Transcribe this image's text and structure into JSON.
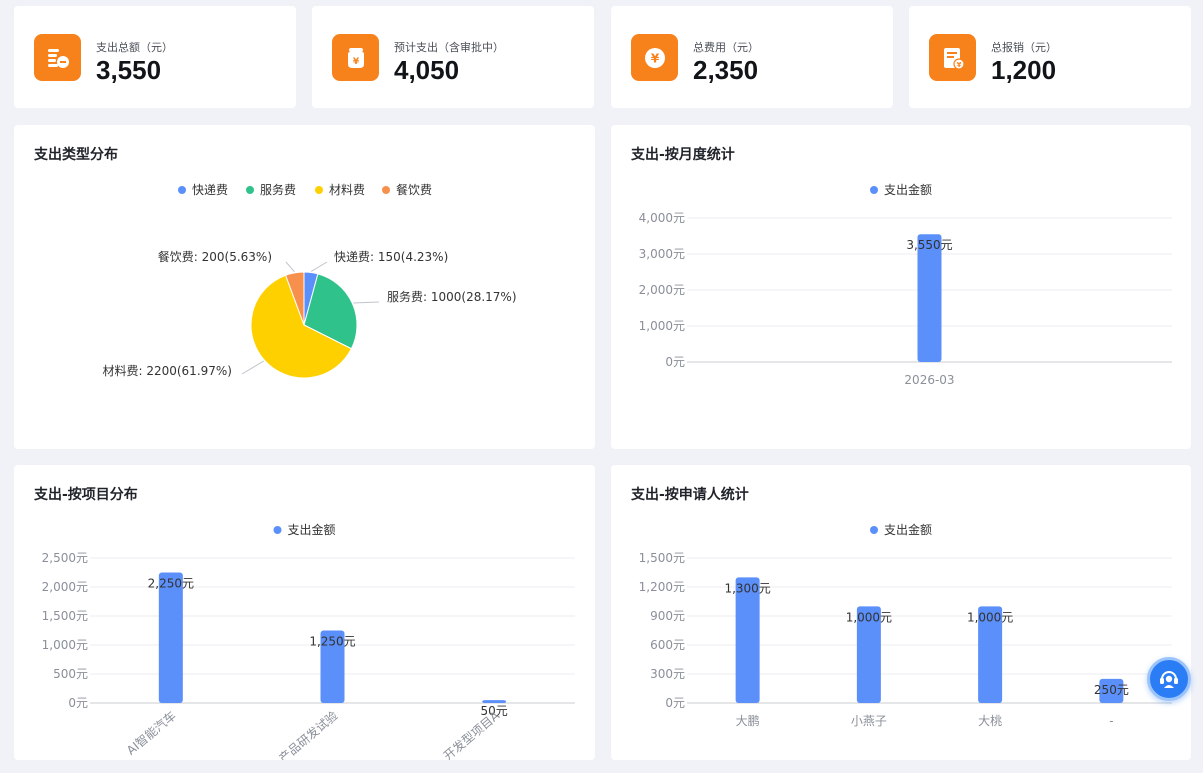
{
  "stats": [
    {
      "label": "支出总额（元）",
      "value": "3,550",
      "icon": "expense-total-icon"
    },
    {
      "label": "预计支出（含审批中）",
      "value": "4,050",
      "icon": "money-bag-icon"
    },
    {
      "label": "总费用（元）",
      "value": "2,350",
      "icon": "yen-coin-icon"
    },
    {
      "label": "总报销（元）",
      "value": "1,200",
      "icon": "reimbursement-icon"
    }
  ],
  "colors": {
    "accent": "#f7821b",
    "bar": "#5b8ff9",
    "pie": [
      "#5b8ff9",
      "#2fc28b",
      "#ffd000",
      "#f7904c"
    ]
  },
  "charts": {
    "type_pie": {
      "title": "支出类型分布",
      "chart_data": {
        "type": "pie",
        "legend": [
          "快递费",
          "服务费",
          "材料费",
          "餐饮费"
        ],
        "slices": [
          {
            "name": "快递费",
            "value": 150,
            "label": "快递费: 150(4.23%)"
          },
          {
            "name": "服务费",
            "value": 1000,
            "label": "服务费: 1000(28.17%)"
          },
          {
            "name": "材料费",
            "value": 2200,
            "label": "材料费: 2200(61.97%)"
          },
          {
            "name": "餐饮费",
            "value": 200,
            "label": "餐饮费: 200(5.63%)"
          }
        ]
      }
    },
    "monthly": {
      "title": "支出-按月度统计",
      "chart_data": {
        "type": "bar",
        "legend": "支出金额",
        "categories": [
          "2026-03"
        ],
        "values": [
          3550
        ],
        "value_labels": [
          "3,550元"
        ],
        "ylim": [
          0,
          4000
        ],
        "yticks": [
          "0元",
          "1,000元",
          "2,000元",
          "3,000元",
          "4,000元"
        ]
      }
    },
    "project": {
      "title": "支出-按项目分布",
      "chart_data": {
        "type": "bar",
        "legend": "支出金额",
        "categories": [
          "AI智能汽车",
          "产品研发试验",
          "开发型项目A"
        ],
        "values": [
          2250,
          1250,
          50
        ],
        "value_labels": [
          "2,250元",
          "1,250元",
          "50元"
        ],
        "ylim": [
          0,
          2500
        ],
        "yticks": [
          "0元",
          "500元",
          "1,000元",
          "1,500元",
          "2,000元",
          "2,500元"
        ]
      }
    },
    "applicant": {
      "title": "支出-按申请人统计",
      "chart_data": {
        "type": "bar",
        "legend": "支出金额",
        "categories": [
          "大鹏",
          "小燕子",
          "大桃",
          "-"
        ],
        "values": [
          1300,
          1000,
          1000,
          250
        ],
        "value_labels": [
          "1,300元",
          "1,000元",
          "1,000元",
          "250元"
        ],
        "ylim": [
          0,
          1500
        ],
        "yticks": [
          "0元",
          "300元",
          "600元",
          "900元",
          "1,200元",
          "1,500元"
        ]
      }
    }
  },
  "floating_button": {
    "icon": "customer-service-icon"
  }
}
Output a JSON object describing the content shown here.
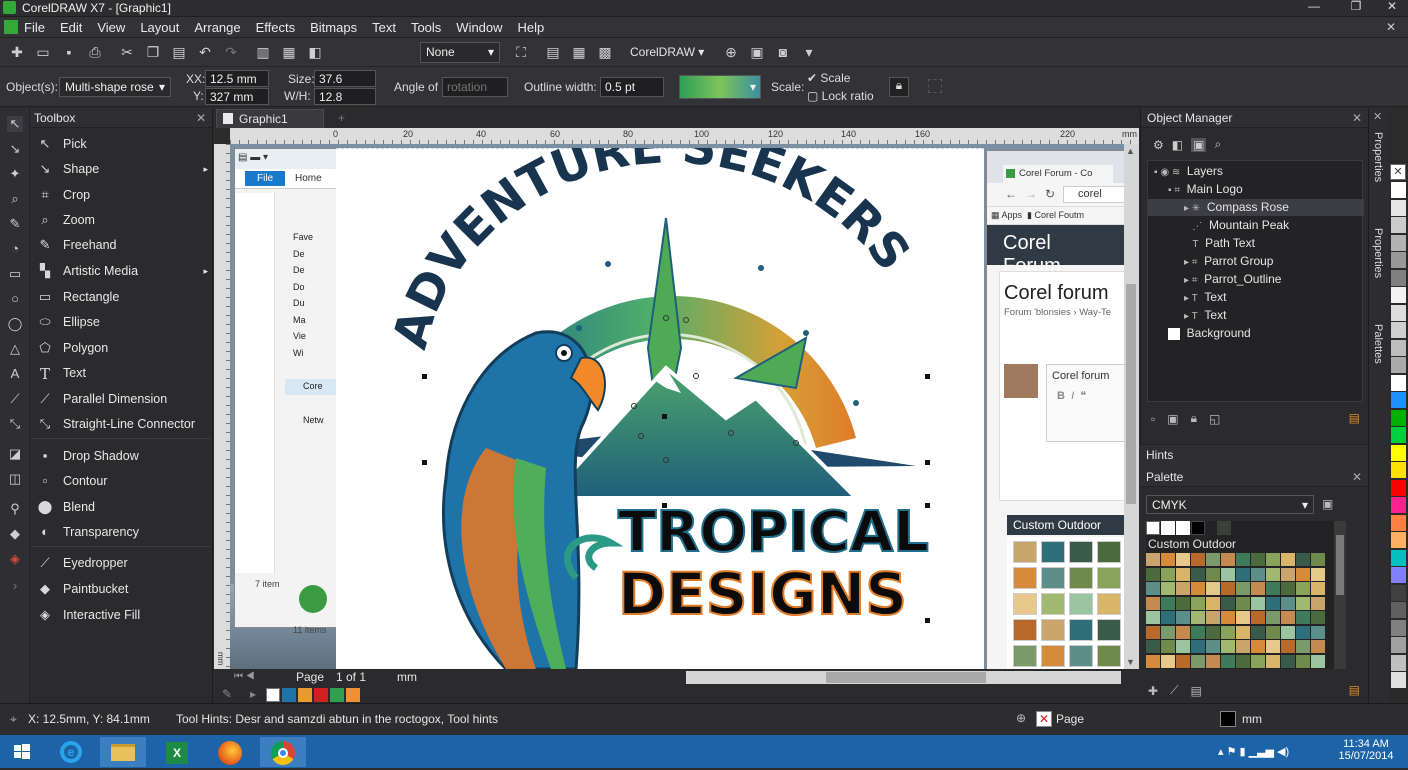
{
  "window": {
    "title": "CorelDRAW X7 - [Graphic1]"
  },
  "menu": [
    "File",
    "Edit",
    "View",
    "Layout",
    "Arrange",
    "Effects",
    "Bitmaps",
    "Text",
    "Tools",
    "Window",
    "Help"
  ],
  "toolbar": {
    "snap": "None",
    "launcher": "CorelDRAW"
  },
  "property_bar": {
    "objects_label": "Object(s):",
    "objects_value": "Multi-shape rose",
    "x_label": "XX:",
    "x_value": "12.5 mm",
    "y_label": "Y:",
    "y_value": "327 mm",
    "size_label": "Size:",
    "size_value": "37.6",
    "wh_label": "W/H:",
    "wh_value": "12.8",
    "angle_label": "Angle of",
    "angle_placeholder": "rotation",
    "outline_label": "Outline width:",
    "outline_value": "0.5 pt",
    "scale_label": "Scale:",
    "scale_check": "Scale",
    "lock_ratio": "Lock ratio"
  },
  "toolbox": {
    "title": "Toolbox",
    "tools": [
      "Pick",
      "Shape",
      "Crop",
      "Zoom",
      "Freehand",
      "Artistic Media",
      "Rectangle",
      "Ellipse",
      "Polygon",
      "Text",
      "Parallel Dimension",
      "Straight-Line Connector",
      "Drop Shadow",
      "Contour",
      "Blend",
      "Transparency",
      "Eyedropper",
      "Paintbucket",
      "Interactive Fill"
    ]
  },
  "document": {
    "tab": "Graphic1",
    "ruler_h": [
      "0",
      "20",
      "40",
      "60",
      "80",
      "100",
      "120",
      "140",
      "160",
      "220"
    ],
    "ruler_unit": "mm",
    "page_label": "Page",
    "page_count": "1 of 1",
    "units": "mm"
  },
  "explorer": {
    "file_tab": "File",
    "home_tab": "Home",
    "items": [
      "Fave",
      "De",
      "De",
      "Do",
      "Du",
      "Ma",
      "Vie",
      "Wi"
    ],
    "core": "Core",
    "network": "Netw",
    "count_a": "7 item",
    "count_b": "11 items"
  },
  "browser": {
    "tab": "Corel Forum - Co",
    "url": "corel",
    "apps": "Apps",
    "bookmark": "Corel Foutm",
    "site_title": "Corel Forum",
    "heading": "Corel forum",
    "breadcrumb": "Forum 'blonsies › Way-Te",
    "reply_placeholder": "Corel forum",
    "bold": "B",
    "italic": "I",
    "quote": "❝",
    "custom_outdoor": "Custom Outdoor"
  },
  "artwork": {
    "arc_text": "ADVENTURE SEEKERS",
    "line1": "TROPICAL",
    "line2": "DESIGNS"
  },
  "object_manager": {
    "title": "Object Manager",
    "nodes": [
      {
        "label": "Layers",
        "level": 0
      },
      {
        "label": "Main Logo",
        "level": 1
      },
      {
        "label": "Compass Rose",
        "level": 2
      },
      {
        "label": "Mountain Peak",
        "level": 2
      },
      {
        "label": "Path Text",
        "level": 2
      },
      {
        "label": "Parrot Group",
        "level": 2
      },
      {
        "label": "Parrot_Outline",
        "level": 2
      },
      {
        "label": "Text",
        "level": 2
      },
      {
        "label": "Text",
        "level": 2
      },
      {
        "label": "Background",
        "level": 1
      }
    ]
  },
  "hints": {
    "title": "Hints"
  },
  "palette": {
    "title": "Palette",
    "model": "CMYK",
    "group": "Custom Outdoor"
  },
  "side_tabs": [
    "Properties",
    "Properties",
    "Palettes"
  ],
  "status": {
    "coords": "X: 12.5mm, Y: 84.1mm",
    "hint": "Tool Hints: Desr and samzdi abtun in the roctogox, Tool hints",
    "page": "Page",
    "unit": "mm"
  },
  "clock": {
    "time": "11:34 AM",
    "date": "15/07/2014"
  },
  "colors": {
    "accent": "#3aa03a",
    "taskbar": "#1d63a8",
    "selection": "#3d3d44"
  }
}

***

REQUIREMENT: Output every entry word for word, but omit the pictures.

TASK RESPONSE:
Transcribe this image's text and structure into JSON.
{
  "stats": [
    {
      "label": "支出总额（元）",
      "value": "3,550",
      "icon": "expense-total-icon"
    },
    {
      "label": "预计支出（含审批中）",
      "value": "4,050",
      "icon": "money-bag-icon"
    },
    {
      "label": "总费用（元）",
      "value": "2,350",
      "icon": "yen-coin-icon"
    },
    {
      "label": "总报销（元）",
      "value": "1,200",
      "icon": "reimbursement-icon"
    }
  ],
  "colors": {
    "accent": "#f7821b",
    "bar": "#5b8ff9",
    "pie": [
      "#5b8ff9",
      "#2fc28b",
      "#ffd000",
      "#f7904c"
    ]
  },
  "charts": {
    "type_pie": {
      "title": "支出类型分布",
      "chart_data": {
        "type": "pie",
        "legend": [
          "快递费",
          "服务费",
          "材料费",
          "餐饮费"
        ],
        "slices": [
          {
            "name": "快递费",
            "value": 150,
            "label": "快递费: 150(4.23%)"
          },
          {
            "name": "服务费",
            "value": 1000,
            "label": "服务费: 1000(28.17%)"
          },
          {
            "name": "材料费",
            "value": 2200,
            "label": "材料费: 2200(61.97%)"
          },
          {
            "name": "餐饮费",
            "value": 200,
            "label": "餐饮费: 200(5.63%)"
          }
        ]
      }
    },
    "monthly": {
      "title": "支出-按月度统计",
      "chart_data": {
        "type": "bar",
        "legend": "支出金额",
        "categories": [
          "2026-03"
        ],
        "values": [
          3550
        ],
        "value_labels": [
          "3,550元"
        ],
        "ylim": [
          0,
          4000
        ],
        "yticks": [
          "0元",
          "1,000元",
          "2,000元",
          "3,000元",
          "4,000元"
        ]
      }
    },
    "project": {
      "title": "支出-按项目分布",
      "chart_data": {
        "type": "bar",
        "legend": "支出金额",
        "categories": [
          "AI智能汽车",
          "产品研发试验",
          "开发型项目A"
        ],
        "values": [
          2250,
          1250,
          50
        ],
        "value_labels": [
          "2,250元",
          "1,250元",
          "50元"
        ],
        "ylim": [
          0,
          2500
        ],
        "yticks": [
          "0元",
          "500元",
          "1,000元",
          "1,500元",
          "2,000元",
          "2,500元"
        ]
      }
    },
    "applicant": {
      "title": "支出-按申请人统计",
      "chart_data": {
        "type": "bar",
        "legend": "支出金额",
        "categories": [
          "大鹏",
          "小燕子",
          "大桃",
          "-"
        ],
        "values": [
          1300,
          1000,
          1000,
          250
        ],
        "value_labels": [
          "1,300元",
          "1,000元",
          "1,000元",
          "250元"
        ],
        "ylim": [
          0,
          1500
        ],
        "yticks": [
          "0元",
          "300元",
          "600元",
          "900元",
          "1,200元",
          "1,500元"
        ]
      }
    }
  },
  "floating_button": {
    "icon": "customer-service-icon"
  }
}
Output a JSON object describing the content shown here.
{
  "window": {
    "title": "CorelDRAW X7 - [Graphic1]"
  },
  "menu": [
    "File",
    "Edit",
    "View",
    "Layout",
    "Arrange",
    "Effects",
    "Bitmaps",
    "Text",
    "Tools",
    "Window",
    "Help"
  ],
  "toolbar": {
    "snap": "None",
    "launcher": "CorelDRAW"
  },
  "property_bar": {
    "objects_label": "Object(s):",
    "objects_value": "Multi-shape rose",
    "x_label": "XX:",
    "x_value": "12.5 mm",
    "y_label": "Y:",
    "y_value": "327 mm",
    "size_label": "Size:",
    "size_value": "37.6",
    "wh_label": "W/H:",
    "wh_value": "12.8",
    "angle_label": "Angle of",
    "angle_placeholder": "rotation",
    "outline_label": "Outline width:",
    "outline_value": "0.5 pt",
    "scale_label": "Scale:",
    "scale_check": "Scale",
    "lock_ratio": "Lock ratio"
  },
  "toolbox": {
    "title": "Toolbox",
    "tools": [
      "Pick",
      "Shape",
      "Crop",
      "Zoom",
      "Freehand",
      "Artistic Media",
      "Rectangle",
      "Ellipse",
      "Polygon",
      "Text",
      "Parallel Dimension",
      "Straight-Line Connector",
      "Drop Shadow",
      "Contour",
      "Blend",
      "Transparency",
      "Eyedropper",
      "Paintbucket",
      "Interactive Fill"
    ]
  },
  "document": {
    "tab": "Graphic1",
    "ruler_h": [
      "0",
      "20",
      "40",
      "60",
      "80",
      "100",
      "120",
      "140",
      "160",
      "220"
    ],
    "ruler_unit": "mm",
    "page_label": "Page",
    "page_count": "1 of 1",
    "units": "mm"
  },
  "explorer": {
    "file_tab": "File",
    "home_tab": "Home",
    "items": [
      "Fave",
      "De",
      "De",
      "Do",
      "Du",
      "Ma",
      "Vie",
      "Wi"
    ],
    "core": "Core",
    "network": "Netw",
    "count_a": "7 item",
    "count_b": "11 items"
  },
  "browser": {
    "tab": "Corel Forum - Co",
    "url": "corel",
    "apps": "Apps",
    "bookmark": "Corel Foutm",
    "site_title": "Corel Forum",
    "heading": "Corel forum",
    "breadcrumb": "Forum 'blonsies › Way-Te",
    "reply_placeholder": "Corel forum",
    "bold": "B",
    "italic": "I",
    "quote": "❝",
    "custom_outdoor": "Custom Outdoor"
  },
  "artwork": {
    "arc_text": "ADVENTURE SEEKERS",
    "line1": "TROPICAL",
    "line2": "DESIGNS"
  },
  "object_manager": {
    "title": "Object Manager",
    "nodes": [
      {
        "label": "Layers",
        "level": 0
      },
      {
        "label": "Main Logo",
        "level": 1
      },
      {
        "label": "Compass Rose",
        "level": 2
      },
      {
        "label": "Mountain Peak",
        "level": 2
      },
      {
        "label": "Path Text",
        "level": 2
      },
      {
        "label": "Parrot Group",
        "level": 2
      },
      {
        "label": "Parrot_Outline",
        "level": 2
      },
      {
        "label": "Text",
        "level": 2
      },
      {
        "label": "Text",
        "level": 2
      },
      {
        "label": "Background",
        "level": 1
      }
    ]
  },
  "hints": {
    "title": "Hints"
  },
  "palette": {
    "title": "Palette",
    "model": "CMYK",
    "group": "Custom Outdoor"
  },
  "side_tabs": [
    "Properties",
    "Properties",
    "Palettes"
  ],
  "status": {
    "coords": "X: 12.5mm, Y: 84.1mm",
    "hint": "Tool Hints: Desr and samzdi abtun in the roctogox, Tool hints",
    "page": "Page",
    "unit": "mm"
  },
  "clock": {
    "time": "11:34 AM",
    "date": "15/07/2014"
  },
  "colors": {
    "accent": "#3aa03a",
    "taskbar": "#1d63a8",
    "selection": "#3d3d44"
  }
}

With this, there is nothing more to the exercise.